**Passage shown:**
================
Columbia Allowed $2.5 Billion in Timing

A pair of regulators announced civil charges against FleetBoston yesterday, offering damning evidence that two of the fund shop’s subsidiaries allowed $2.5 billion worth of market-timing business throughout 17 of its funds.

The Securities and Exchange Commission and New York Attorney General Eliot Spitzer each brought separate charges against Columbia Management Advisors and Columbia Funds Distributor.

Regulators allege FleetBoston allowed preferred customers to market time its funds, contrary to prospectus language. Columbia allowed these arrangements to increase assets, and, thereby, management fees. Some of the deals stipulated assurances for "sticky assets." One of the targeted funds was the Young Investors Fund, for children.

Regulators would not comment on a potential settlement, but Brad Maione , a spokesman for Spitzer’s office, told MME the $2.5 billion worth of timing trades is a "very significant" amount.

To put that dollar figure in perspective, Massachusetts Financial Services had reportedly allowed $1.3 billion worth of timing activity in its funds and eventually ended up agreeing to a settlement worth $351 million, which included a reduction in fees.

"Columbia managers and executives knew that making arrangements with market timers was harming long-term investors, but they facilitated it because it was a lucrative source of fee revenues," Spitzer said in a statement, characterizing this as "a massive mutual fund timing scheme."

E-mail Spoke of ‘Long-Term Damage’

The firm’s management was well aware of the damage done to shareholders, Spitzer said. One of Columbia portfolio managers wrote to the president of Columbia Funds Distributor that "trading has increased and it has become unbearable. There will be long-term damage to the fund." Despite the raised concerns, Columbia did nothing or, in some instances, had timers reduce their in-and-out activity, but not eliminate it.

"By putting their own financial interests ahead of their clients’ interests, this investment adviser and broker/dealer violated their most basic duties and violated the trust that mutual fund shareholders placed in them," said Stephen M. Cutler, the SEC’s director of the division of enforcement, in a statement. "The Commission will continue aggressively pursuing companies which, like these defendants, allow harmful trading in their own mutual funds."

Charges were not unexpected for FleetBoston, as the firm said in January that it had received a Wells notice from the SEC, indicating an enforcement action was on its way. However, FleetBoston had previously indicated the abuses were not widespread. While reporting its fourth quarter financial results, the firm said that it believed the allegations related to a "limited number" of arrangements and entities and took place only in one international fund and two domestic funds.

FleetBoston did not respond to the charges by press time.
================
**Exercise instructions:**
A) According to the article on Columbia's market timing, how much timing activity had Massachusetts Financial Services reportedly allowed in its funds?
B) From the article on Columbia's market timing, output the passage that begins at the words "The firm’s management" and stops after "not eliminate it.".

**Document layout analysis data:**
================
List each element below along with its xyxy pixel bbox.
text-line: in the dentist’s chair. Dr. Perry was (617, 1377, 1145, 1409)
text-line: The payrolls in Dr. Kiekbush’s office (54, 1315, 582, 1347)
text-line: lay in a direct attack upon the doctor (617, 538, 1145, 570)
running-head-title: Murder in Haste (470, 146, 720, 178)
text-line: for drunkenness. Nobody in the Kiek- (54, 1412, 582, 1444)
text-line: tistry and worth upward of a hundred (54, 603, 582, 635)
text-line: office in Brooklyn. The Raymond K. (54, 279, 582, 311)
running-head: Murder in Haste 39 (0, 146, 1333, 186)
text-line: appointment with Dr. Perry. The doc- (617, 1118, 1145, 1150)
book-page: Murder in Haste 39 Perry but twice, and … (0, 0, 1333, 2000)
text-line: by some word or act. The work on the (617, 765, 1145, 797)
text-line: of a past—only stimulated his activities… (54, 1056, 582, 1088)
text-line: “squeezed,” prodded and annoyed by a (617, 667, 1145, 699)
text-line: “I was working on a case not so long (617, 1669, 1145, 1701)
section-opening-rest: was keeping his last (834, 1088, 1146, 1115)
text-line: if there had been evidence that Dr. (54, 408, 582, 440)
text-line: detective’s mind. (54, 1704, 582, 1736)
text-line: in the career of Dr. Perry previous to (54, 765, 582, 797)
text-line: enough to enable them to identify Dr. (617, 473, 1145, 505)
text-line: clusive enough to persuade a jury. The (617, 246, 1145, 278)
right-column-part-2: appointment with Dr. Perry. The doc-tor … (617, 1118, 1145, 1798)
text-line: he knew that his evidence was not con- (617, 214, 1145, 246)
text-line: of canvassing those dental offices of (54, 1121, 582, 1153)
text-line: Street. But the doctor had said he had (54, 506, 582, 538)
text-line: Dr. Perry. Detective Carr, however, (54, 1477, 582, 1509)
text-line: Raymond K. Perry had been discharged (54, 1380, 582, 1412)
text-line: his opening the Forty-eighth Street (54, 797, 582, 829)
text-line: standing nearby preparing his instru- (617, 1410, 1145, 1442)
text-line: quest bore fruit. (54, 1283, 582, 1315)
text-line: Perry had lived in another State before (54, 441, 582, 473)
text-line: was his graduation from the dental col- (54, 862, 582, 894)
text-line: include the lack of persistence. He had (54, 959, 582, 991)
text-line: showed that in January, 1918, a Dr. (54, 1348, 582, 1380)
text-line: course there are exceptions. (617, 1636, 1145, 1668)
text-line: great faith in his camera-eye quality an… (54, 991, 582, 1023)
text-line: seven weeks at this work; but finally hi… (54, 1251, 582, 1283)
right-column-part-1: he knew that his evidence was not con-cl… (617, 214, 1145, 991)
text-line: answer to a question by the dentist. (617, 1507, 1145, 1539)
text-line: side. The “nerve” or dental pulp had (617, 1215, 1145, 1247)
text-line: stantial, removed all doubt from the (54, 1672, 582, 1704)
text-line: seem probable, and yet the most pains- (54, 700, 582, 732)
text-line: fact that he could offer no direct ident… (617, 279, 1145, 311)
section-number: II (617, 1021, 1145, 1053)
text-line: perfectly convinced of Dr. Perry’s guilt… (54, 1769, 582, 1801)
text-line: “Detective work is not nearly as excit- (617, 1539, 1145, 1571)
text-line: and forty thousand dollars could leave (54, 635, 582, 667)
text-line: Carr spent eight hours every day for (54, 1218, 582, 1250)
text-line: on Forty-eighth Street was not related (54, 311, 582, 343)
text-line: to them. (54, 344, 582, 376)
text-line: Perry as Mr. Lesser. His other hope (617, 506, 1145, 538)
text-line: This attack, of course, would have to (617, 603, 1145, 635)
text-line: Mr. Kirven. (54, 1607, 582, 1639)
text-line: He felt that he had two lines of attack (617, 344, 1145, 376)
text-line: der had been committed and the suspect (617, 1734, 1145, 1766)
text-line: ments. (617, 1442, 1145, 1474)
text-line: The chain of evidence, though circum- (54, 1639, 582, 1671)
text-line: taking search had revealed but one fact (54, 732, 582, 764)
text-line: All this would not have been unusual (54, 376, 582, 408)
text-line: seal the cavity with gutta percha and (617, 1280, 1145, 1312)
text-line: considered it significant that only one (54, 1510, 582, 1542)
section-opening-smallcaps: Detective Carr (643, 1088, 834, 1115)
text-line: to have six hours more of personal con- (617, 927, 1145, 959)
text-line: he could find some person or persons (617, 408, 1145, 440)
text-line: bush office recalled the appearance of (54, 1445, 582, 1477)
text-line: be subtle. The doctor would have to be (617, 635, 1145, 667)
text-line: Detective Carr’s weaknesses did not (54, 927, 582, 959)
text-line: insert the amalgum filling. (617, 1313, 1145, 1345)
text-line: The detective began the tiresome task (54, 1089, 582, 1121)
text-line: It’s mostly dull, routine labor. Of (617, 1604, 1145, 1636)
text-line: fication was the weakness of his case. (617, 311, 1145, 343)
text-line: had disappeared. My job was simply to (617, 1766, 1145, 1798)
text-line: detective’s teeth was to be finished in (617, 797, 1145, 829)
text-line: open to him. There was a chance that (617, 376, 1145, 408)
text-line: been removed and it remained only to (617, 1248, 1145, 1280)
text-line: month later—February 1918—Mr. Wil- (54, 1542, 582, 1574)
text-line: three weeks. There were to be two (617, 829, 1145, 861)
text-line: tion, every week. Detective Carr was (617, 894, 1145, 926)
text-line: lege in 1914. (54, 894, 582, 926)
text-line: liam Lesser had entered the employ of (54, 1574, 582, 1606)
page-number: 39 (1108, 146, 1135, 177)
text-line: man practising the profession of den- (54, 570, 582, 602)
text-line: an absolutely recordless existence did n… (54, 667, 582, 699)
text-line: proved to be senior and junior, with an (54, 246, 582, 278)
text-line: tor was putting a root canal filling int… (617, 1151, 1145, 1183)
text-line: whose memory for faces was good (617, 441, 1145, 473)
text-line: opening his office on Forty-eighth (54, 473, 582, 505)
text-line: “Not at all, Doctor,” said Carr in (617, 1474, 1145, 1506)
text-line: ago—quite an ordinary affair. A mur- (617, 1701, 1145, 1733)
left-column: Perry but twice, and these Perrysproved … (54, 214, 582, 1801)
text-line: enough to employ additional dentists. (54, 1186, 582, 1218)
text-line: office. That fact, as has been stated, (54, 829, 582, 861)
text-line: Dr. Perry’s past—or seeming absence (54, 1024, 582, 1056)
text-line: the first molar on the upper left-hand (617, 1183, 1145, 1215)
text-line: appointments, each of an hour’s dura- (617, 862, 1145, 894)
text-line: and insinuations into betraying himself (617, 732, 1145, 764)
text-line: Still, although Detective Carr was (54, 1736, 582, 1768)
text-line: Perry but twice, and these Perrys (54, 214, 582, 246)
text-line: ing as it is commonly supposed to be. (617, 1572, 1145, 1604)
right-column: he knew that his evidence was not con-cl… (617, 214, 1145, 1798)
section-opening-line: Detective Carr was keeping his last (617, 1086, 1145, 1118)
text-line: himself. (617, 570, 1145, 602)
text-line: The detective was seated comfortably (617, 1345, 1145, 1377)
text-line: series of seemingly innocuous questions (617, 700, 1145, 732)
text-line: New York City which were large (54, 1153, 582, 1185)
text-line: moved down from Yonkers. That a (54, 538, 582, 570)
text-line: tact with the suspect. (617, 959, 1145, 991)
================
**Answers below:**
A) $1.3 billion

B)
The firm’s management was well aware of the damage done to shareholders, Spitzer said. One of Columbia portfolio managers wrote to the president of Columbia Funds Distributor that "trading has increased and it has become unbearable. There will be long-term damage to the fund." Despite the raised concerns, Columbia did nothing or, in some instances, had timers reduce their in-and-out activity, but not eliminate it.